• Task statement:
Check each line of the records below and collect those that include the word "JSON".

• The data:
────────────────

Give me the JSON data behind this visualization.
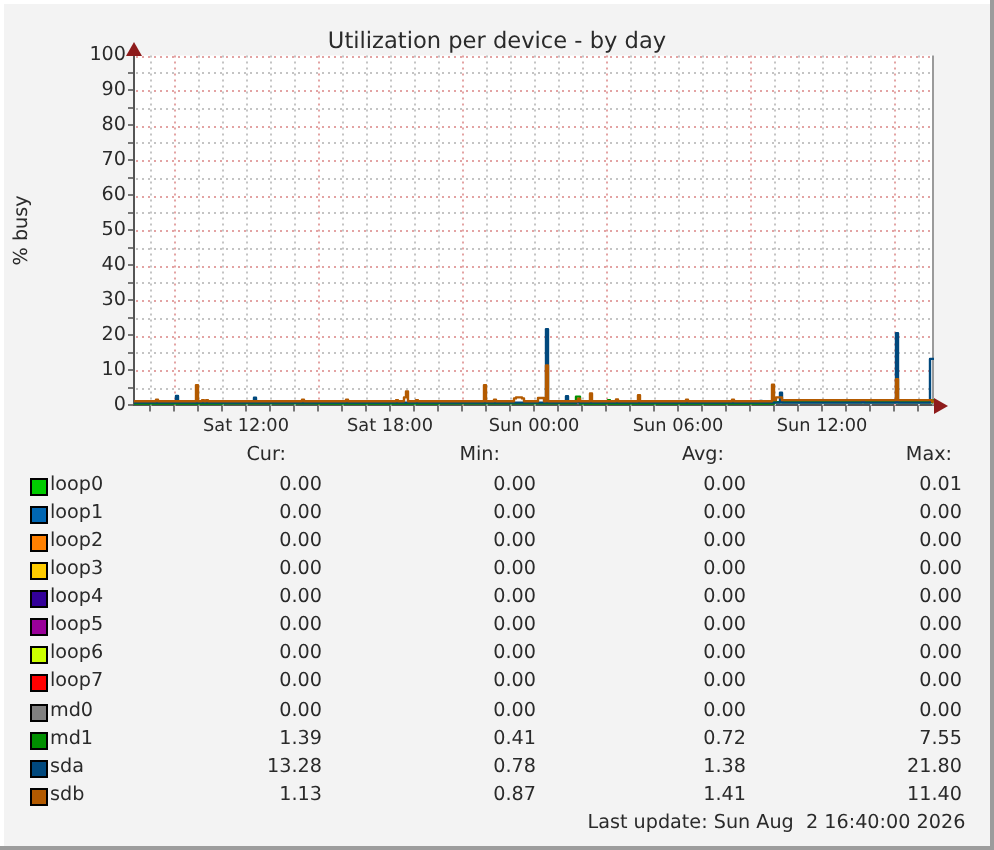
{
  "chart_data": {
    "type": "step",
    "title": "Utilization per device - by day",
    "ylabel": "% busy",
    "xlim": [
      "2026-08-01T07:20",
      "2026-08-02T16:40"
    ],
    "xticks": [
      {
        "value": "2026-08-01T08:00",
        "label": null
      },
      {
        "value": "2026-08-01T09:00",
        "label": null
      },
      {
        "value": "2026-08-01T10:00",
        "label": null
      },
      {
        "value": "2026-08-01T11:00",
        "label": null
      },
      {
        "value": "2026-08-01T12:00",
        "label": "Sat 12:00"
      },
      {
        "value": "2026-08-01T13:00",
        "label": null
      },
      {
        "value": "2026-08-01T14:00",
        "label": null
      },
      {
        "value": "2026-08-01T15:00",
        "label": null
      },
      {
        "value": "2026-08-01T16:00",
        "label": null
      },
      {
        "value": "2026-08-01T17:00",
        "label": null
      },
      {
        "value": "2026-08-01T18:00",
        "label": "Sat 18:00"
      },
      {
        "value": "2026-08-01T19:00",
        "label": null
      },
      {
        "value": "2026-08-01T20:00",
        "label": null
      },
      {
        "value": "2026-08-01T21:00",
        "label": null
      },
      {
        "value": "2026-08-01T22:00",
        "label": null
      },
      {
        "value": "2026-08-01T23:00",
        "label": null
      },
      {
        "value": "2026-08-02T00:00",
        "label": "Sun 00:00"
      },
      {
        "value": "2026-08-02T01:00",
        "label": null
      },
      {
        "value": "2026-08-02T02:00",
        "label": null
      },
      {
        "value": "2026-08-02T03:00",
        "label": null
      },
      {
        "value": "2026-08-02T04:00",
        "label": null
      },
      {
        "value": "2026-08-02T05:00",
        "label": null
      },
      {
        "value": "2026-08-02T06:00",
        "label": "Sun 06:00"
      },
      {
        "value": "2026-08-02T07:00",
        "label": null
      },
      {
        "value": "2026-08-02T08:00",
        "label": null
      },
      {
        "value": "2026-08-02T09:00",
        "label": null
      },
      {
        "value": "2026-08-02T10:00",
        "label": null
      },
      {
        "value": "2026-08-02T11:00",
        "label": null
      },
      {
        "value": "2026-08-02T12:00",
        "label": "Sun 12:00"
      },
      {
        "value": "2026-08-02T13:00",
        "label": null
      },
      {
        "value": "2026-08-02T14:00",
        "label": null
      },
      {
        "value": "2026-08-02T15:00",
        "label": null
      },
      {
        "value": "2026-08-02T16:00",
        "label": null
      }
    ],
    "ylim": [
      0,
      100
    ],
    "yticks": [
      0,
      {
        "value": 5,
        "label": null
      },
      10,
      {
        "value": 15,
        "label": null
      },
      20,
      {
        "value": 25,
        "label": null
      },
      30,
      {
        "value": 35,
        "label": null
      },
      40,
      {
        "value": 45,
        "label": null
      },
      50,
      {
        "value": 55,
        "label": null
      },
      60,
      {
        "value": 65,
        "label": null
      },
      70,
      {
        "value": 75,
        "label": null
      },
      80,
      {
        "value": 85,
        "label": null
      },
      90,
      {
        "value": 95,
        "label": null
      },
      100
    ],
    "grid": true,
    "legend": "bottom",
    "series": [
      {
        "name": "loop0",
        "color": "#00cc00"
      },
      {
        "name": "loop1",
        "color": "#0066b3"
      },
      {
        "name": "loop2",
        "color": "#ff8000"
      },
      {
        "name": "loop3",
        "color": "#ffcc00"
      },
      {
        "name": "loop4",
        "color": "#330099"
      },
      {
        "name": "loop5",
        "color": "#990099"
      },
      {
        "name": "loop6",
        "color": "#ccff00"
      },
      {
        "name": "loop7",
        "color": "#ff0000"
      },
      {
        "name": "md0",
        "color": "#808080"
      },
      {
        "name": "md1",
        "color": "#008f00",
        "x": [
          "2026-08-01T07:20",
          "2026-08-01T11:00",
          "2026-08-01T15:00",
          "2026-08-01T20:00",
          "2026-08-02T01:45",
          "2026-08-02T01:55",
          "2026-08-02T03:05",
          "2026-08-02T03:10",
          "2026-08-02T10:00",
          "2026-08-02T16:35",
          "2026-08-02T16:40"
        ],
        "values": [
          0.5,
          0.6,
          0.5,
          0.6,
          2.5,
          0.5,
          1.5,
          0.5,
          0.9,
          1.39,
          1.39
        ]
      },
      {
        "name": "sda",
        "color": "#00487d",
        "x": [
          "2026-08-01T07:20",
          "2026-08-01T09:05",
          "2026-08-01T09:10",
          "2026-08-01T12:20",
          "2026-08-01T12:25",
          "2026-08-02T00:30",
          "2026-08-02T00:35",
          "2026-08-02T01:20",
          "2026-08-02T01:25",
          "2026-08-02T03:25",
          "2026-08-02T03:30",
          "2026-08-02T09:25",
          "2026-08-02T09:30",
          "2026-08-02T10:15",
          "2026-08-02T10:20",
          "2026-08-02T13:40",
          "2026-08-02T13:45",
          "2026-08-02T15:05",
          "2026-08-02T15:10",
          "2026-08-02T16:30",
          "2026-08-02T16:40"
        ],
        "values": [
          0.8,
          2.7,
          0.8,
          2.2,
          0.8,
          21.8,
          0.8,
          2.6,
          0.8,
          1.3,
          0.8,
          1.3,
          0.8,
          3.6,
          0.8,
          1.5,
          0.8,
          20.6,
          0.8,
          13.28,
          13.28
        ]
      },
      {
        "name": "sdb",
        "color": "#b35a00",
        "x": [
          "2026-08-01T07:20",
          "2026-08-01T08:15",
          "2026-08-01T08:20",
          "2026-08-01T09:55",
          "2026-08-01T10:00",
          "2026-08-01T10:10",
          "2026-08-01T10:15",
          "2026-08-01T10:20",
          "2026-08-01T10:25",
          "2026-08-01T14:20",
          "2026-08-01T14:25",
          "2026-08-01T16:10",
          "2026-08-01T16:15",
          "2026-08-01T18:15",
          "2026-08-01T18:20",
          "2026-08-01T18:35",
          "2026-08-01T18:40",
          "2026-08-01T18:45",
          "2026-08-01T19:05",
          "2026-08-01T19:10",
          "2026-08-01T21:55",
          "2026-08-01T22:00",
          "2026-08-01T22:20",
          "2026-08-01T22:25",
          "2026-08-01T23:10",
          "2026-08-01T23:15",
          "2026-08-01T23:30",
          "2026-08-01T23:35",
          "2026-08-02T00:10",
          "2026-08-02T00:25",
          "2026-08-02T00:30",
          "2026-08-02T00:35",
          "2026-08-02T01:50",
          "2026-08-02T01:55",
          "2026-08-02T02:20",
          "2026-08-02T02:25",
          "2026-08-02T03:25",
          "2026-08-02T03:30",
          "2026-08-02T04:20",
          "2026-08-02T04:25",
          "2026-08-02T06:20",
          "2026-08-02T06:25",
          "2026-08-02T08:15",
          "2026-08-02T08:20",
          "2026-08-02T09:55",
          "2026-08-02T10:00",
          "2026-08-02T10:05",
          "2026-08-02T10:20",
          "2026-08-02T15:05",
          "2026-08-02T15:10",
          "2026-08-02T16:35",
          "2026-08-02T16:40"
        ],
        "values": [
          1.2,
          1.6,
          1.2,
          5.8,
          1.2,
          1.5,
          1.2,
          1.5,
          1.2,
          1.6,
          1.2,
          1.6,
          1.2,
          1.5,
          1.2,
          2.3,
          4.0,
          1.2,
          1.5,
          1.2,
          5.8,
          1.2,
          1.6,
          1.2,
          2.0,
          2.3,
          2.0,
          1.2,
          2.1,
          1.2,
          11.4,
          1.2,
          1.9,
          1.2,
          3.4,
          1.2,
          1.7,
          1.2,
          2.9,
          1.2,
          1.6,
          1.2,
          1.6,
          1.2,
          5.9,
          1.5,
          2.3,
          1.5,
          7.5,
          1.5,
          1.13,
          1.13
        ]
      }
    ],
    "annotations": [
      "Cur:",
      "Min:",
      "Avg:",
      "Max:",
      "0.00",
      "0.00",
      "0.00",
      "0.01",
      "0.00",
      "0.00",
      "0.00",
      "0.00",
      "0.00",
      "0.00",
      "0.00",
      "0.00",
      "0.00",
      "0.00",
      "0.00",
      "0.00",
      "0.00",
      "0.00",
      "0.00",
      "0.00",
      "0.00",
      "0.00",
      "0.00",
      "0.00",
      "0.00",
      "0.00",
      "0.00",
      "0.00",
      "0.00",
      "0.00",
      "0.00",
      "0.00",
      "0.00",
      "0.00",
      "0.00",
      "0.00",
      "1.39",
      "0.41",
      "0.72",
      "7.55",
      "13.28",
      "0.78",
      "1.38",
      "21.80",
      "1.13",
      "0.87",
      "1.41",
      "11.40",
      "Last update: Sun Aug  2 16:40:00 2026"
    ]
  }
}
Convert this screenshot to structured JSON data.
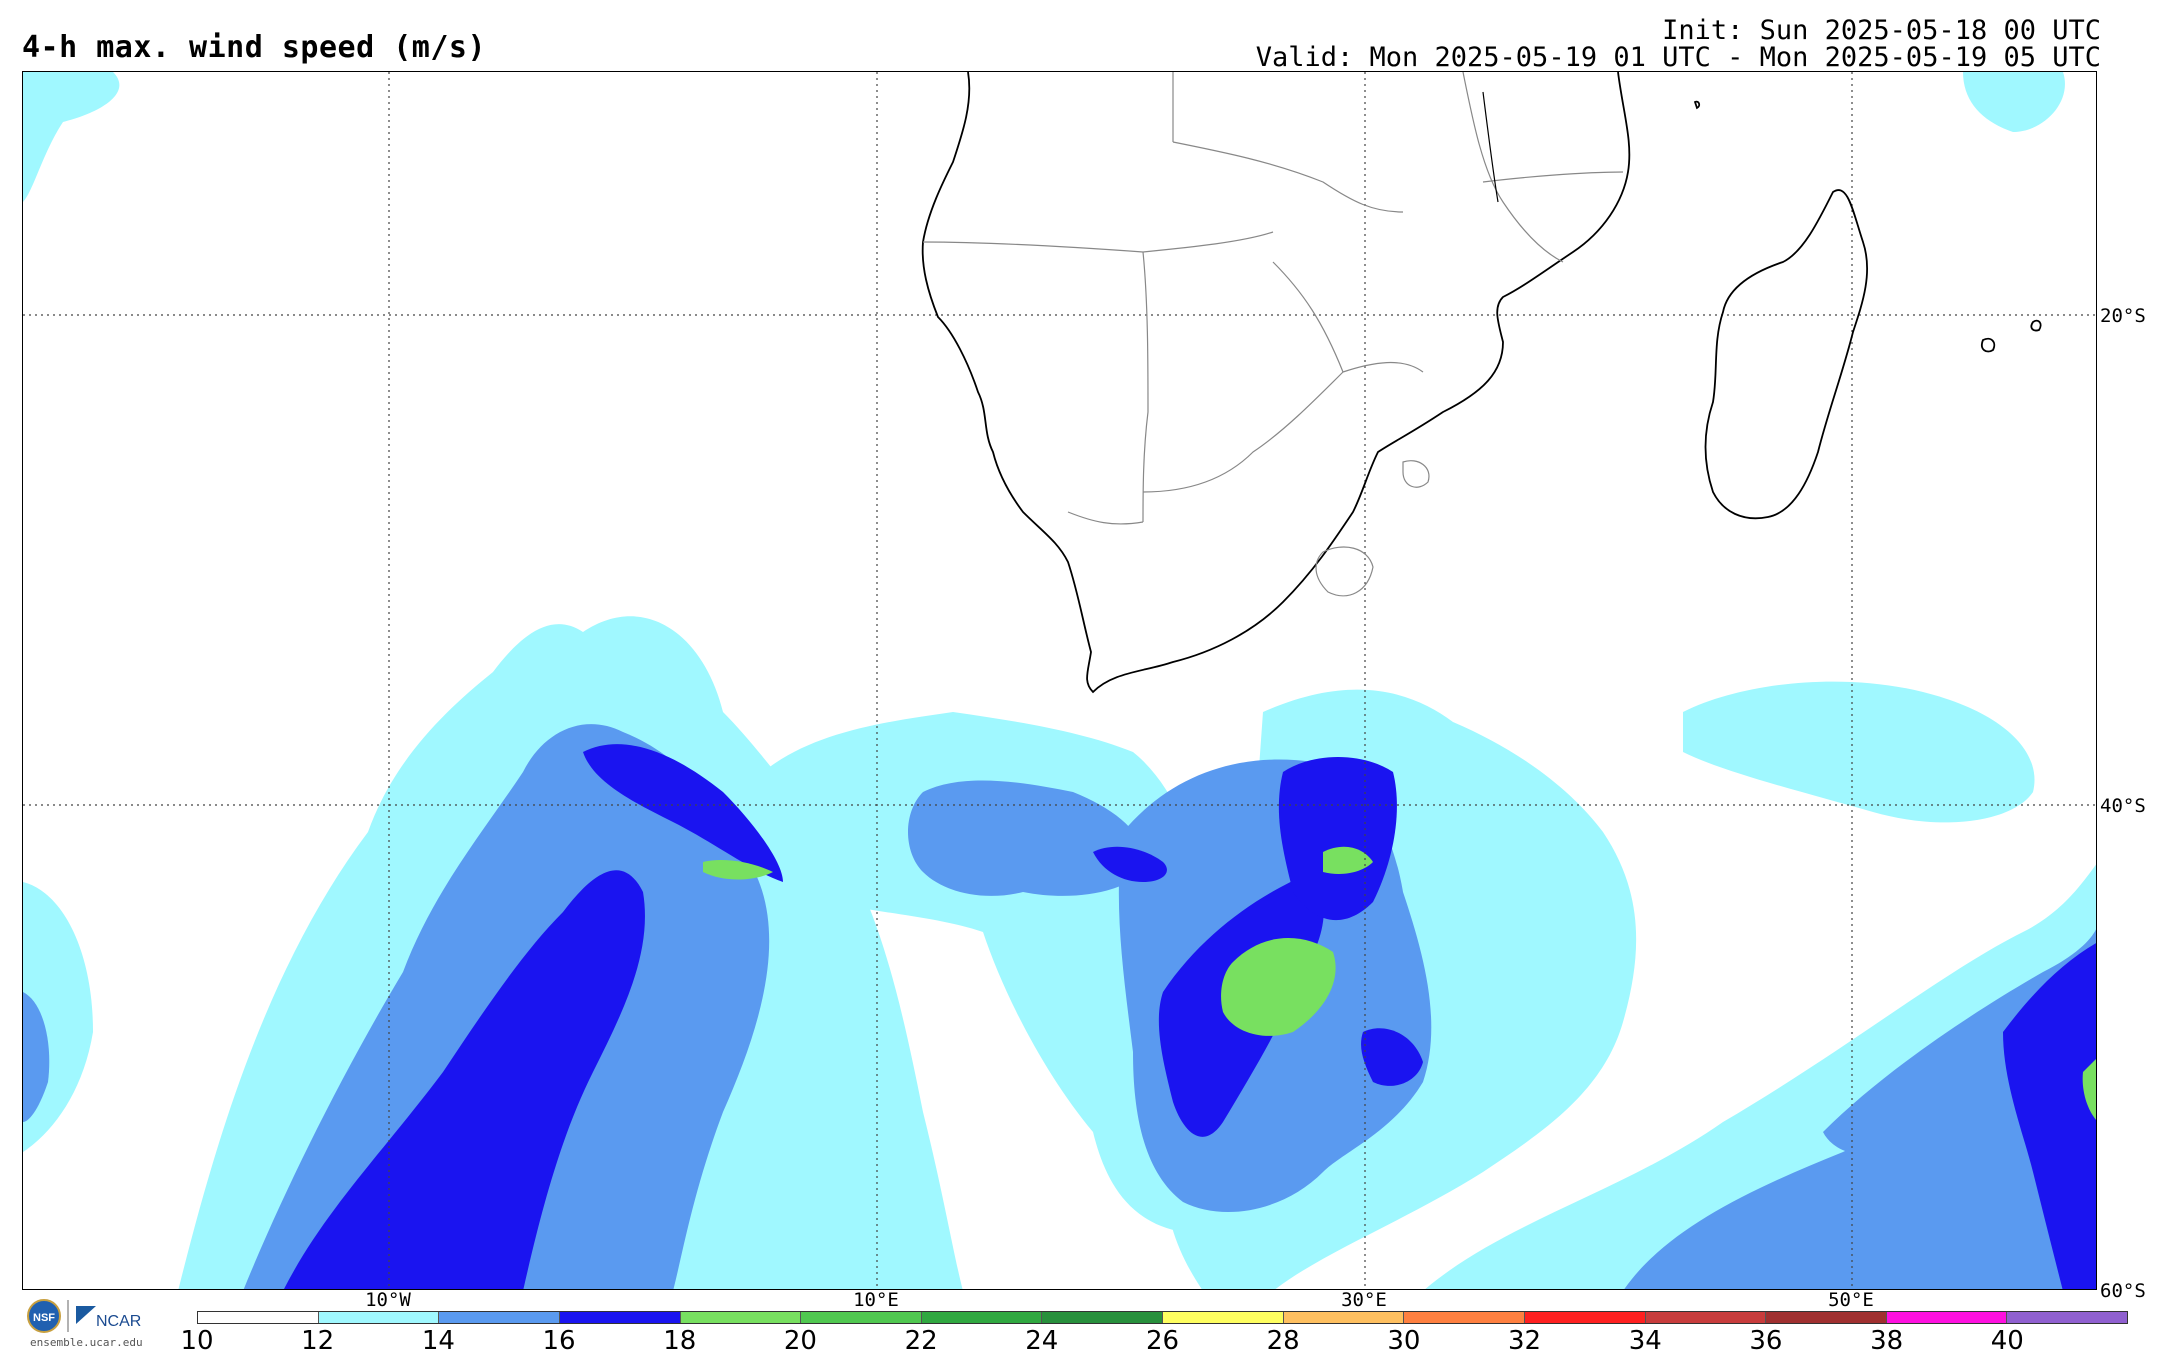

────────────────

• Output of the task:
Give me the JSON data behind this visualization.
Convert this screenshot to structured JSON data.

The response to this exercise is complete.